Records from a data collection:
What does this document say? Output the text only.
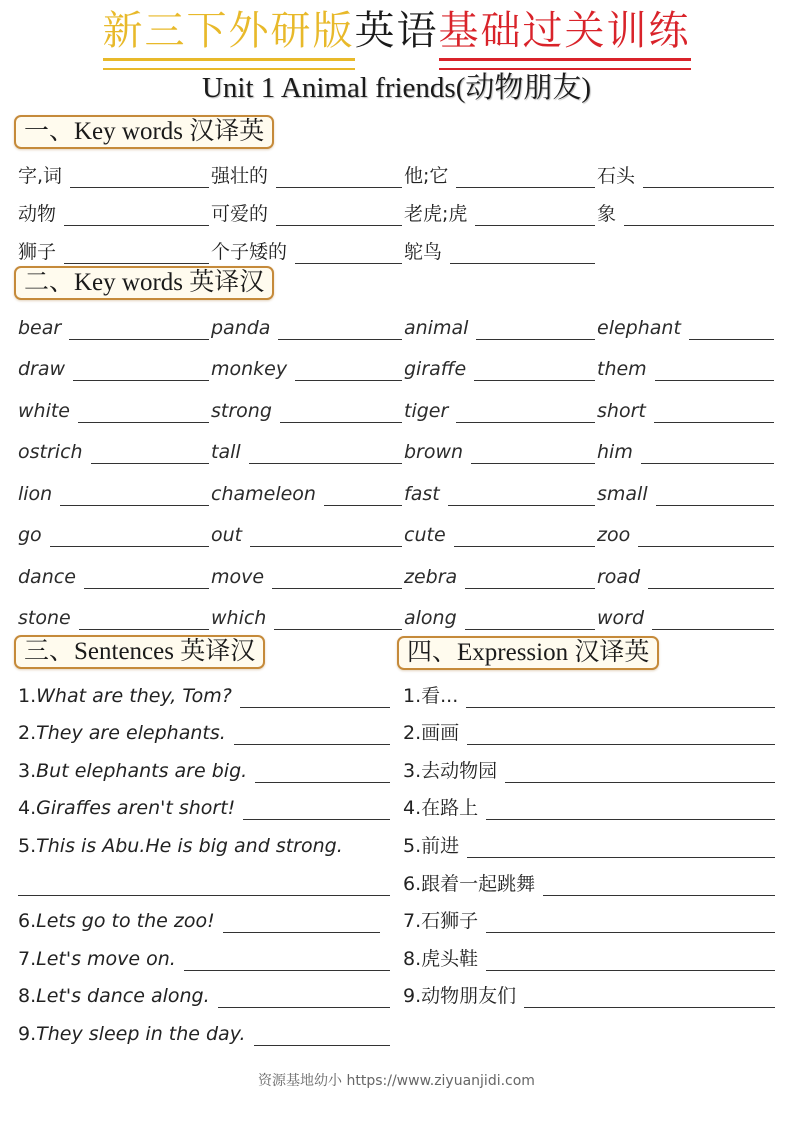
新三下外研版 英语 基础过关训练
Unit 1 Animal friends(动物朋友)
一、Key words 汉译英
字,词	强壮的	他;它	石头
动物	可爱的	老虎;虎	象
狮子	个子矮的	鸵鸟
二、Key words 英译汉
bear	panda	animal	elephant
draw	monkey	giraffe	them
white	strong	tiger	short
ostrich	tall	brown	him
lion	chameleon	fast	small
go	out	cute	zoo
dance	move	zebra	road
stone	which	along	word
三、Sentences 英译汉
1.What are they, Tom?
2.They are elephants.
3.But elephants are big.
4.Giraffes aren't short!
5.This is Abu.He is big and strong.
6.Lets go to the zoo!
7.Let's move on.
8.Let's dance along.
9.They sleep in the day.
四、Expression 汉译英
1.看...
2.画画
3.去动物园
4.在路上
5.前进
6.跟着一起跳舞
7.石狮子
8.虎头鞋
9.动物朋友们
资源基地幼小 https://www.ziyuanjidi.com
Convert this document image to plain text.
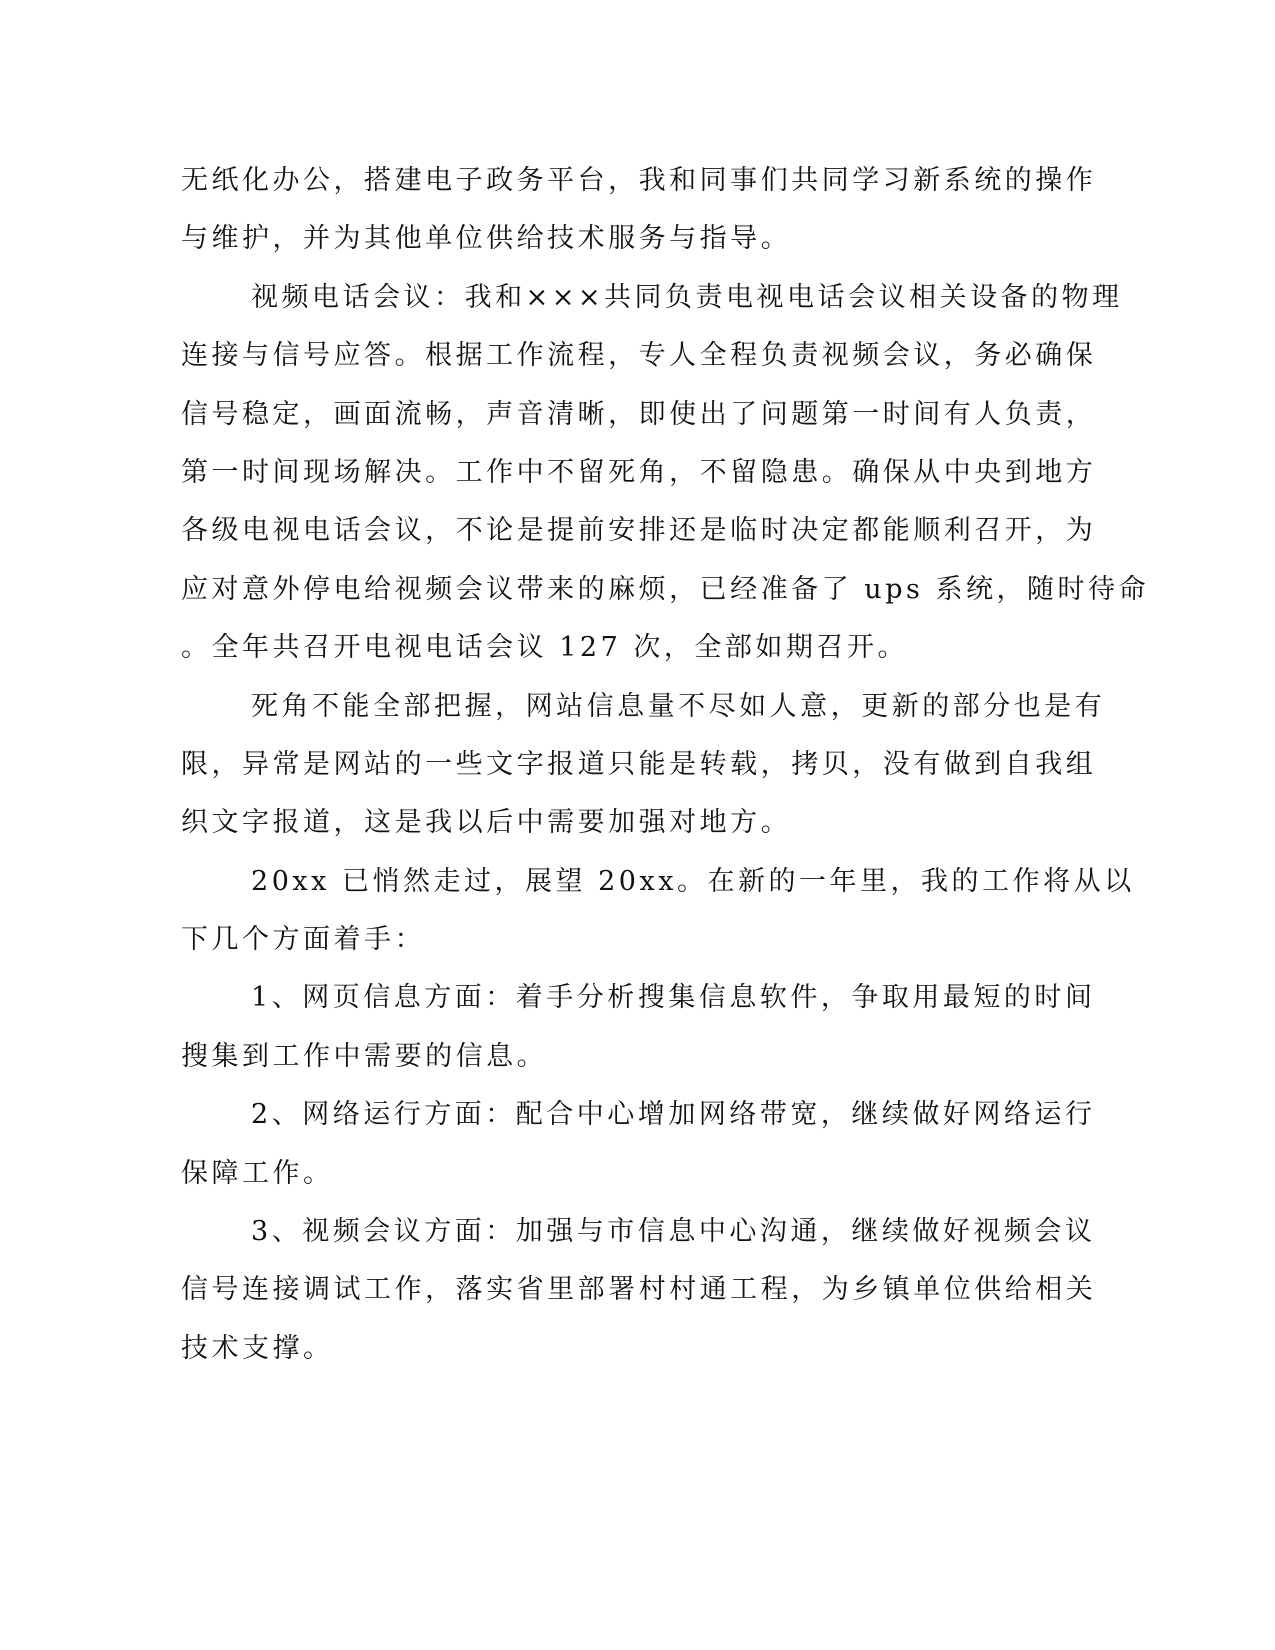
无纸化办公，搭建电子政务平台，我和同事们共同学习新系统的操作
与维护，并为其他单位供给技术服务与指导。
视频电话会议：我和×××共同负责电视电话会议相关设备的物理
连接与信号应答。根据工作流程，专人全程负责视频会议，务必确保
信号稳定，画面流畅，声音清晰，即使出了问题第一时间有人负责，
第一时间现场解决。工作中不留死角，不留隐患。确保从中央到地方
各级电视电话会议，不论是提前安排还是临时决定都能顺利召开，为
应对意外停电给视频会议带来的麻烦，已经准备了 ups 系统，随时待命
。全年共召开电视电话会议 127 次，全部如期召开。
死角不能全部把握，网站信息量不尽如人意，更新的部分也是有
限，异常是网站的一些文字报道只能是转载，拷贝，没有做到自我组
织文字报道，这是我以后中需要加强对地方。
20xx 已悄然走过，展望 20xx。在新的一年里，我的工作将从以
下几个方面着手：
1、网页信息方面：着手分析搜集信息软件，争取用最短的时间
搜集到工作中需要的信息。
2、网络运行方面：配合中心增加网络带宽，继续做好网络运行
保障工作。
3、视频会议方面：加强与市信息中心沟通，继续做好视频会议
信号连接调试工作，落实省里部署村村通工程，为乡镇单位供给相关
技术支撑。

Instructions for the task.
How many lines in the listing contain "elephants"? Answer with the number alone.

Written reply.
2